Problem details: Quote the listing below in full and exactly as written, but omit every picture.

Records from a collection
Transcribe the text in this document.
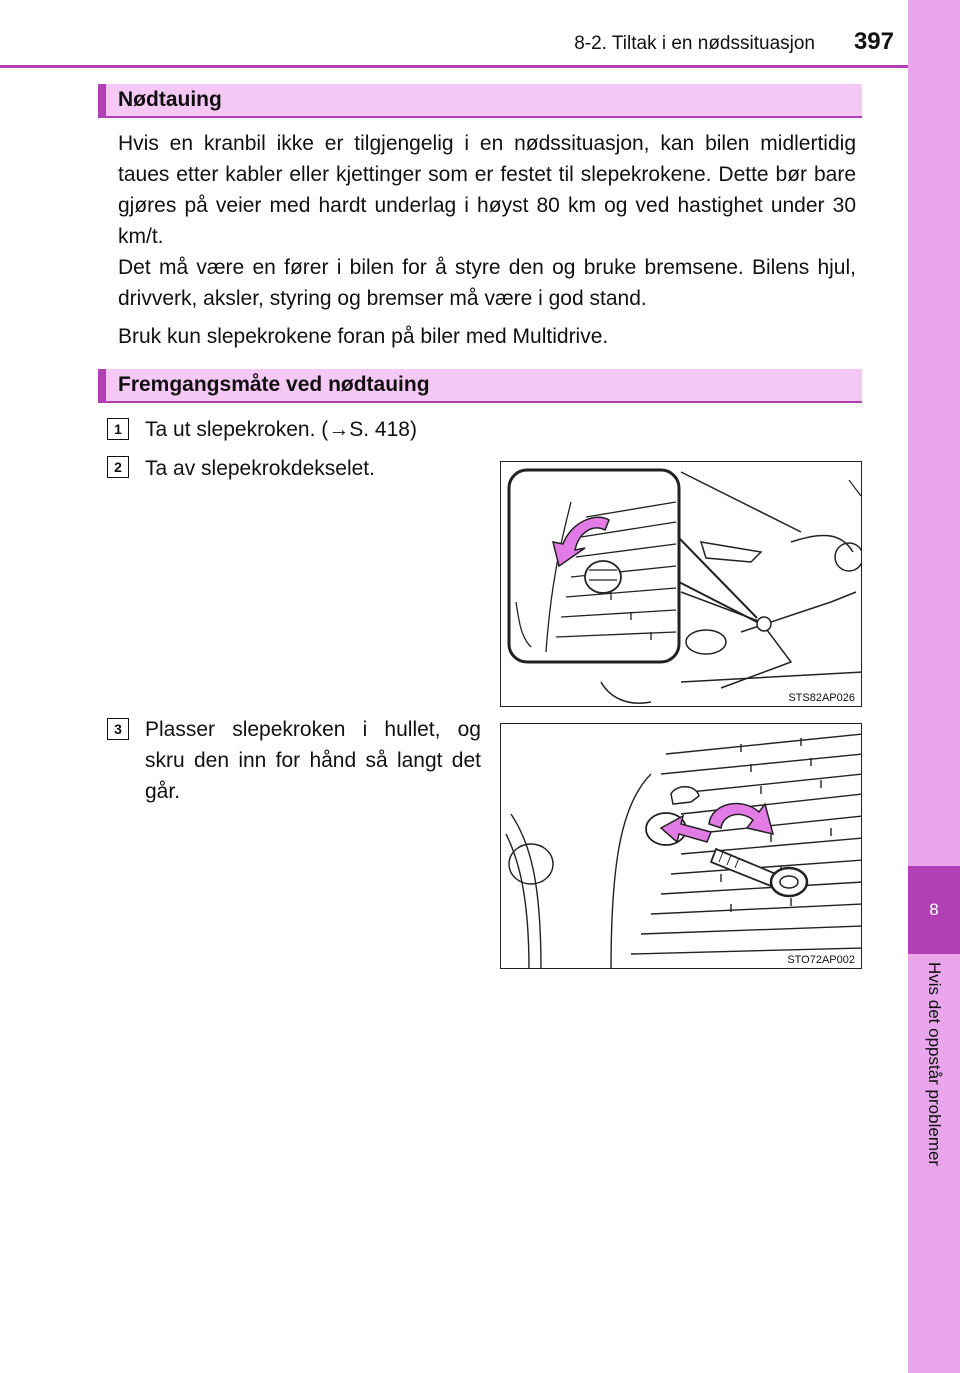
8
Hvis det oppstår problemer
8-2. Tiltak i en nødssituasjon 397
Nødtauing

Hvis en kranbil ikke er tilgjengelig i en nødssituasjon, kan bilen midlertidig taues etter kabler eller kjettinger som er festet til slepekrokene. Dette bør bare gjøres på veier med hardt underlag i høyst 80 km og ved hastighet under 30 km/t.

Det må være en fører i bilen for å styre den og bruke bremsene. Bilens hjul, drivverk, aksler, styring og bremser må være i god stand.

Bruk kun slepekrokene foran på biler med Multidrive.

Fremgangsmåte ved nødtauing
1	Ta ut slepekroken. (→S. 418)

2	Ta av slepekrokdekselet.

3	Plasser slepekroken i hullet, og skru den inn for hånd så langt det går.

STS82AP026
STO72AP002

Answer to the exercise:
Transcribe the text in this document.
8
Hvis det oppstår problemer
8-2. Tiltak i en nødssituasjon 397
Nødtauing

Hvis en kranbil ikke er tilgjengelig i en nødssituasjon, kan bilen midlertidig taues etter kabler eller kjettinger som er festet til slepekrokene. Dette bør bare gjøres på veier med hardt underlag i høyst 80 km og ved hastighet under 30 km/t.

Det må være en fører i bilen for å styre den og bruke bremsene. Bilens hjul, drivverk, aksler, styring og bremser må være i god stand.

Bruk kun slepekrokene foran på biler med Multidrive.

Fremgangsmåte ved nødtauing
1	Ta ut slepekroken. (→S. 418)

2	Ta av slepekrokdekselet.

3	Plasser slepekroken i hullet, og skru den inn for hånd så langt det går.

STS82AP026
STO72AP002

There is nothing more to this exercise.